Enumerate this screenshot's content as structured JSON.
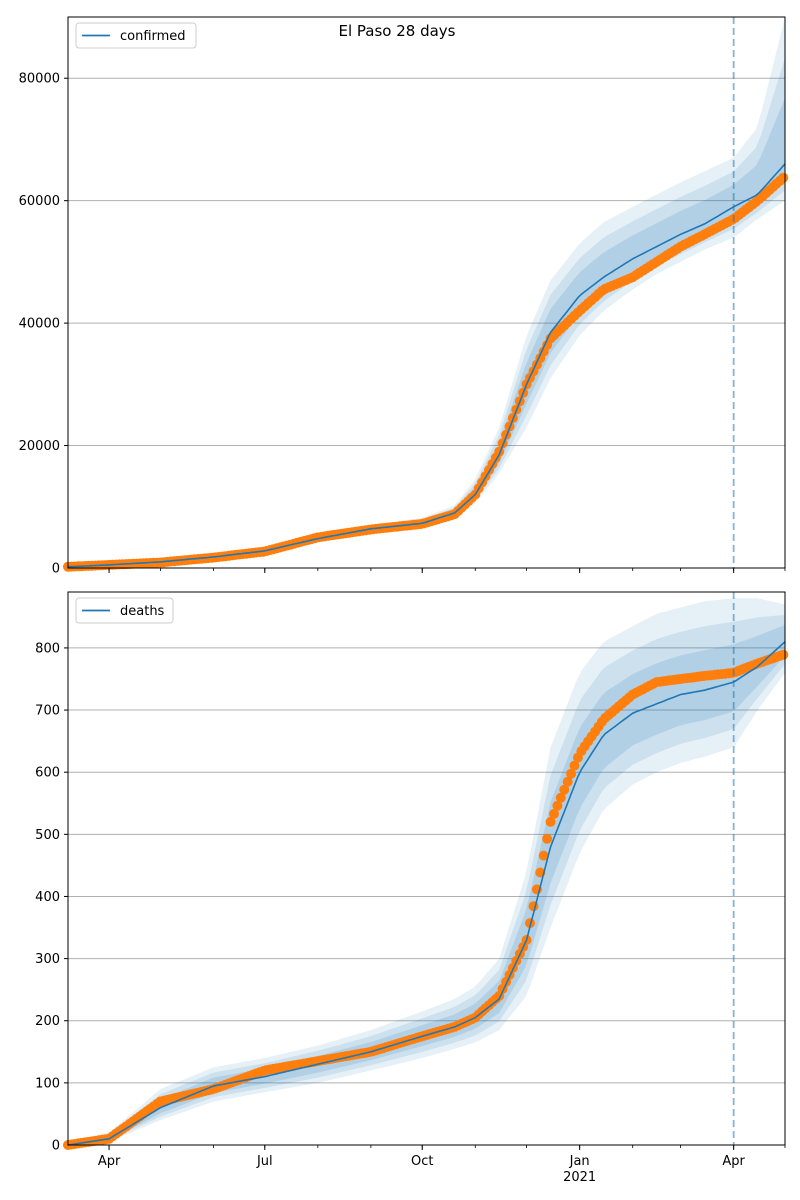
{
  "figure": {
    "title": "El Paso 28 days"
  },
  "colors": {
    "model": "#1f77b4",
    "observed": "#ff7f0e",
    "band": "#1f77b4",
    "grid": "#b0b0b0"
  },
  "x_axis": {
    "ticks": [
      {
        "label": "Apr",
        "date": "2020-04-01"
      },
      {
        "label": "Jul",
        "date": "2020-07-01"
      },
      {
        "label": "Oct",
        "date": "2020-10-01"
      },
      {
        "label": "Jan",
        "date": "2021-01-01"
      },
      {
        "label": "Apr",
        "date": "2021-04-01"
      }
    ],
    "year_label": "2021"
  },
  "chart_data": [
    {
      "type": "line",
      "legend": {
        "label": "confirmed",
        "position": "top-left"
      },
      "xlim": [
        "2020-03-08",
        "2021-05-01"
      ],
      "ylim": [
        0,
        90000
      ],
      "yticks": [
        0,
        20000,
        40000,
        60000,
        80000
      ],
      "grid": "y",
      "forecast_start": "2021-04-01",
      "series": [
        {
          "name": "confirmed",
          "role": "model",
          "x": [
            "2020-03-08",
            "2020-04-01",
            "2020-05-01",
            "2020-06-01",
            "2020-07-01",
            "2020-08-01",
            "2020-09-01",
            "2020-10-01",
            "2020-10-20",
            "2020-11-01",
            "2020-11-15",
            "2020-12-01",
            "2020-12-15",
            "2021-01-01",
            "2021-01-15",
            "2021-02-01",
            "2021-02-15",
            "2021-03-01",
            "2021-03-15",
            "2021-04-01",
            "2021-04-15",
            "2021-05-01"
          ],
          "y": [
            200,
            500,
            1000,
            1800,
            2800,
            4800,
            6400,
            7300,
            9000,
            12000,
            18500,
            30000,
            38500,
            44500,
            47500,
            50500,
            52500,
            54500,
            56200,
            59000,
            61000,
            66000
          ]
        },
        {
          "name": "confirmed-observed",
          "role": "observed",
          "x": [
            "2020-03-08",
            "2020-04-01",
            "2020-05-01",
            "2020-06-01",
            "2020-07-01",
            "2020-08-01",
            "2020-09-01",
            "2020-10-01",
            "2020-10-20",
            "2020-11-01",
            "2020-11-15",
            "2020-12-01",
            "2020-12-15",
            "2021-01-01",
            "2021-01-15",
            "2021-02-01",
            "2021-02-15",
            "2021-03-01",
            "2021-03-15",
            "2021-04-01",
            "2021-04-15",
            "2021-05-01"
          ],
          "y": [
            200,
            500,
            900,
            1700,
            2700,
            5000,
            6300,
            7200,
            8800,
            12000,
            19000,
            30000,
            37500,
            42000,
            45500,
            47500,
            50000,
            52500,
            54500,
            57000,
            60000,
            64000
          ]
        }
      ],
      "band": {
        "x": [
          "2020-03-08",
          "2020-04-01",
          "2020-05-01",
          "2020-06-01",
          "2020-07-01",
          "2020-08-01",
          "2020-09-01",
          "2020-10-01",
          "2020-10-20",
          "2020-11-01",
          "2020-11-15",
          "2020-12-01",
          "2020-12-15",
          "2021-01-01",
          "2021-01-15",
          "2021-02-01",
          "2021-02-15",
          "2021-03-01",
          "2021-03-15",
          "2021-04-01",
          "2021-04-15",
          "2021-05-01"
        ],
        "lower": [
          0,
          300,
          700,
          1400,
          2400,
          4200,
          5800,
          6600,
          8000,
          10500,
          15500,
          23000,
          31000,
          38000,
          42000,
          45500,
          48000,
          50000,
          52000,
          54000,
          57000,
          60000
        ],
        "upper": [
          400,
          800,
          1400,
          2300,
          3300,
          5500,
          7000,
          8200,
          10200,
          14500,
          23000,
          38000,
          47000,
          53000,
          56500,
          59000,
          61000,
          63000,
          64800,
          67000,
          72000,
          90000
        ]
      }
    },
    {
      "type": "line",
      "legend": {
        "label": "deaths",
        "position": "top-left"
      },
      "xlim": [
        "2020-03-08",
        "2021-05-01"
      ],
      "ylim": [
        0,
        890
      ],
      "yticks": [
        0,
        100,
        200,
        300,
        400,
        500,
        600,
        700,
        800
      ],
      "grid": "y",
      "forecast_start": "2021-04-01",
      "series": [
        {
          "name": "deaths",
          "role": "model",
          "x": [
            "2020-03-08",
            "2020-04-01",
            "2020-05-01",
            "2020-06-01",
            "2020-07-01",
            "2020-08-01",
            "2020-09-01",
            "2020-10-01",
            "2020-10-20",
            "2020-11-01",
            "2020-11-15",
            "2020-12-01",
            "2020-12-15",
            "2021-01-01",
            "2021-01-15",
            "2021-02-01",
            "2021-02-15",
            "2021-03-01",
            "2021-03-15",
            "2021-04-01",
            "2021-04-15",
            "2021-05-01"
          ],
          "y": [
            0,
            10,
            60,
            95,
            110,
            130,
            150,
            175,
            190,
            205,
            235,
            330,
            480,
            600,
            660,
            695,
            710,
            725,
            732,
            745,
            770,
            810
          ]
        },
        {
          "name": "deaths-observed",
          "role": "observed",
          "x": [
            "2020-03-08",
            "2020-04-01",
            "2020-05-01",
            "2020-06-01",
            "2020-07-01",
            "2020-08-01",
            "2020-09-01",
            "2020-10-01",
            "2020-10-20",
            "2020-11-01",
            "2020-11-15",
            "2020-12-01",
            "2020-12-15",
            "2021-01-01",
            "2021-01-15",
            "2021-02-01",
            "2021-02-15",
            "2021-03-01",
            "2021-03-15",
            "2021-04-01",
            "2021-04-15",
            "2021-05-01"
          ],
          "y": [
            0,
            10,
            70,
            90,
            120,
            135,
            150,
            175,
            190,
            205,
            240,
            330,
            520,
            630,
            685,
            725,
            745,
            750,
            755,
            760,
            775,
            790
          ]
        }
      ],
      "band": {
        "x": [
          "2020-03-08",
          "2020-04-01",
          "2020-05-01",
          "2020-06-01",
          "2020-07-01",
          "2020-08-01",
          "2020-09-01",
          "2020-10-01",
          "2020-10-20",
          "2020-11-01",
          "2020-11-15",
          "2020-12-01",
          "2020-12-15",
          "2021-01-01",
          "2021-01-15",
          "2021-02-01",
          "2021-02-15",
          "2021-03-01",
          "2021-03-15",
          "2021-04-01",
          "2021-04-15",
          "2021-05-01"
        ],
        "lower": [
          0,
          5,
          40,
          70,
          85,
          100,
          120,
          140,
          155,
          165,
          185,
          240,
          350,
          470,
          540,
          580,
          600,
          615,
          625,
          640,
          700,
          760
        ],
        "upper": [
          5,
          20,
          90,
          125,
          140,
          160,
          185,
          215,
          235,
          255,
          300,
          440,
          640,
          760,
          810,
          835,
          855,
          865,
          875,
          880,
          880,
          870
        ]
      }
    }
  ]
}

_____

▶ _What to produce_: In the records above, how many lines contain the word "observed"? Give the number alone.

▶ _Final answer_: 5